-- EXERCICE COURT 1 --
Dans le texte sur les filons, quel nom donne-t-on aux filons qui s'étendent à droite et à gauche en formant des espèces de bancs ou de lits ?
-- EXERCICE COURT 2 --
Recopiez un passage du texte sur les filons : partez des mots « Pour ce qui » et arrêtez-vous après les mots « plus réfractaire, etc. ».
-- EXERCICE COURT 3 --
Relevez toutes les couleurs de terres que cite le texte sur les filons.

Il arrive quelquefois que les filons, au lieu de suivre un cours déterminé comme celui des rivières ou des ruisseaux, semblables à des étangs ou lacs, s'étendent considérablement à droite et à gauche, et forment des espèces de bancs ou de lits dans le sein des montagnes, qui varient pour la profondeur et l'inclinaison ; les filons de cette espèce se nomment filons dilatés : d'autres fois ces filons formeront comme un abîme ou masse énorme de substance metallique et minérale, d'une largeur et profondeur considérable ; pour lors on les appelle venae cumulatae, filons en masses. Voyez Agricola, de re metallicâ, lib. III.

Ces deux espèces de filons en reçoivent d'autres, ou qui les traversent, ou qui viennent y porter leur richesse et se confondre avec eux, de même que les petits ruisseaux qui se déchargent dans des lacs ou des étangs. On sent aisément combien il est avantageux que les mines se trouvent ainsi disposées.

Les filons ne sont point de la même richesse dans toutes leurs parties : il y en a qui dans certains endroits seront solides, compacts, et parfaitement remplis de minéral, tandis que dans d'autres on trouvera le minéral répandu dans la terre par morceaux détachés de différentes grandeurs ; c'est ce que quelques naturalistes appellent minera nidulants ; les Allemands les nomment nieren, rognons : ou bien les filons seront remplis de pierres stériles, poreuses et spongieuses ; c'est ce que les mineurs d'Allemagne appellent donner dans des drusen. Voyez l'article DRUSEN. Quelquefois dans quelques endroits du filon, on ne rencontrera au lieu de minéral, que des fluors ou crystallisations de différentes couleurs, ou même des terres blanches, jaunes, bleues, rouges, etc. qui sont les débris du minéral qui a été détruit et décomposé, par les exhalaisons minérales, par les eaux et les autres causes qui agissent dans le sein de la terre : quand ces cas arrivent, les Mineurs disent qu'ils sont venus trop tard.

Pour ce qui est du minéral contenu dans un filon, il n'est pas par-tout de la même espèce, et ne donne pas les mêmes produits dans les travaux de la Docimasie et de la Metallurgie. Souvent un filon dont le minéral est pauvre, s'enrichit tout-d'un-coup, parce que les fibres ou vénules viennent lui apporter ce qui lui manquait, ou bien parce qu'un autre filon viendra se joindre à lui ; mais d'un autre côté, souvent ces venules ou filons qui viennent s'y joindre, loin d'enrichir le filon auquel ils s'unissent, contribuent à sa destruction par les eaux auxquelles ils donnent passage ; et par les substances arsénicales, sulphureuses et nuisibles qu'ils lui viennent apporter, diminuent la qualité du minéral qu'il contenait auparavant, en le rendant plus difficîle à traiter, plus aisé à se dissiper dans le feu, plus réfractaire, etc.

On voit encore des filons qui fournissaient beaucoup, aller en diminuant se partager en un grand nombre de fibres ou vénules, et enfin se perdre et se réduire à rien.

-- DONNÉES AFFICHÉES --
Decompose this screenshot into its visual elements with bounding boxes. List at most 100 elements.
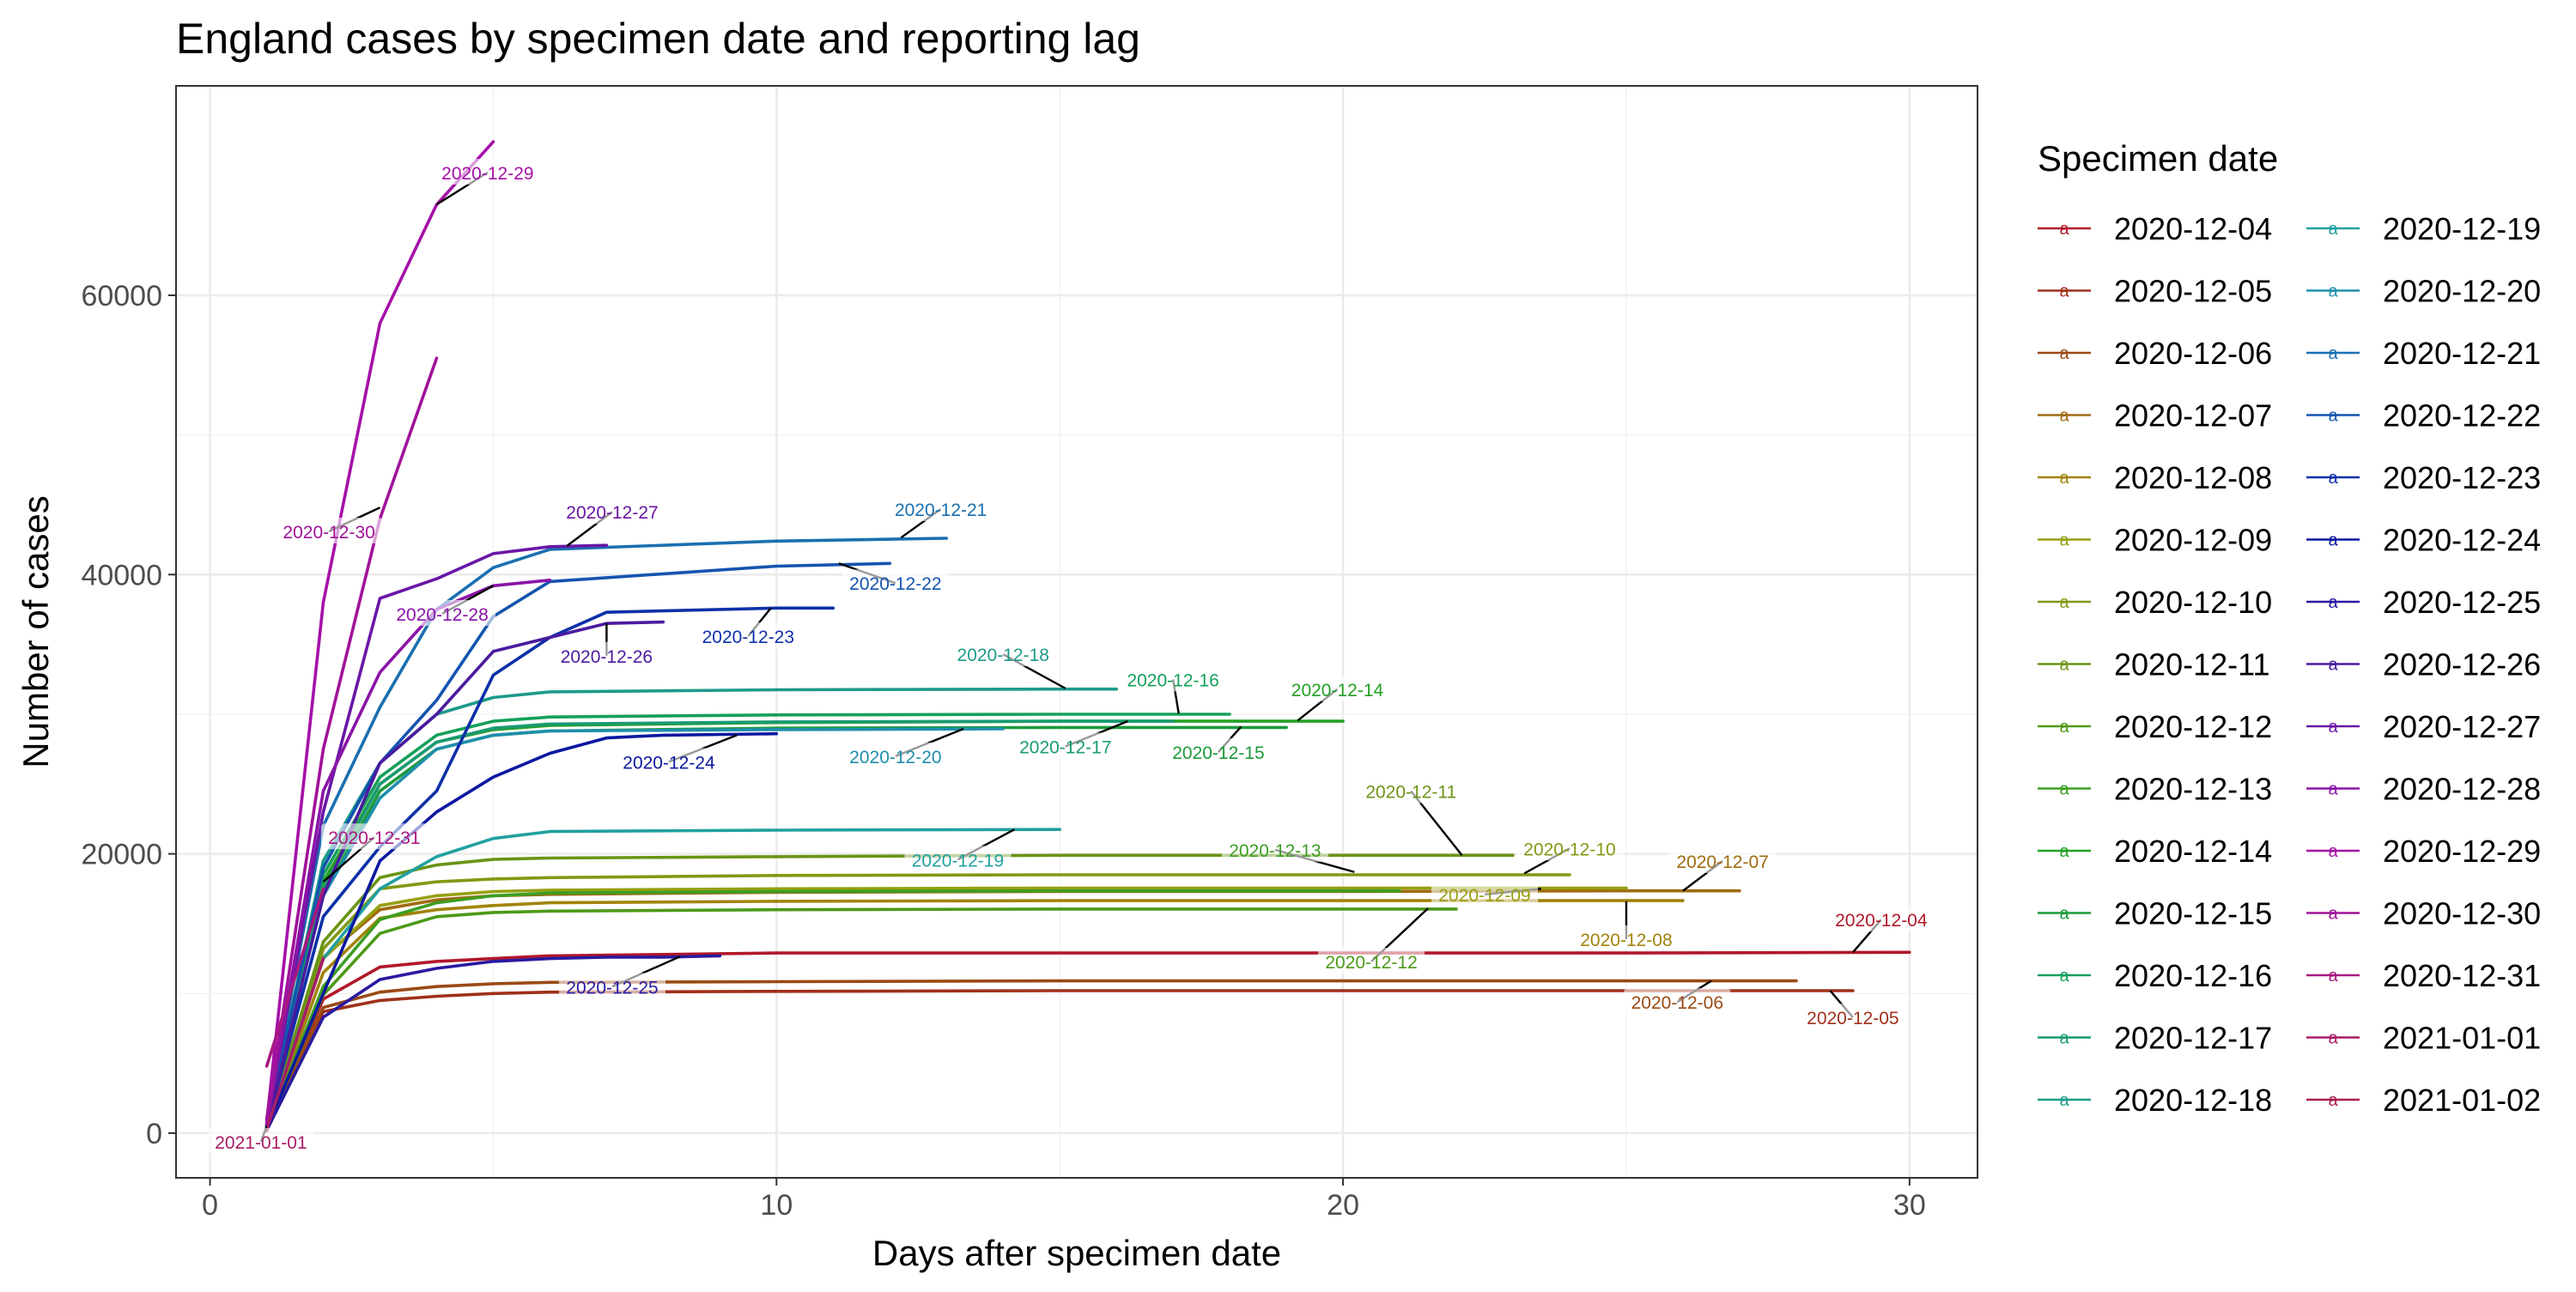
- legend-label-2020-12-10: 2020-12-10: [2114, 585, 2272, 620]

-- BONNE RÉPONSE 1 --
On les nomme filons dilatés.

-- BONNE RÉPONSE 2 --
Pour ce qui est du minéral contenu dans un filon, il n'est pas par-tout de la même espèce, et ne donne pas les mêmes produits dans les travaux de la Docimasie et de la Metallurgie. Souvent un filon dont le minéral est pauvre, s'enrichit tout-d'un-coup, parce que les fibres ou vénules viennent lui apporter ce qui lui manquait, ou bien parce qu'un autre filon viendra se joindre à lui ; mais d'un autre côté, souvent ces venules ou filons qui viennent s'y joindre, loin d'enrichir le filon auquel ils s'unissent, contribuent à sa destruction par les eaux auxquelles ils donnent passage ; et par les substances arsénicales, sulphureuses et nuisibles qu'ils lui viennent apporter, diminuent la qualité du minéral qu'il contenait auparavant, en le rendant plus difficîle à traiter, plus aisé à se dissiper dans le feu, plus réfractaire, etc.

-- BONNE RÉPONSE 3 --
Blanches, jaunes, bleues, rouges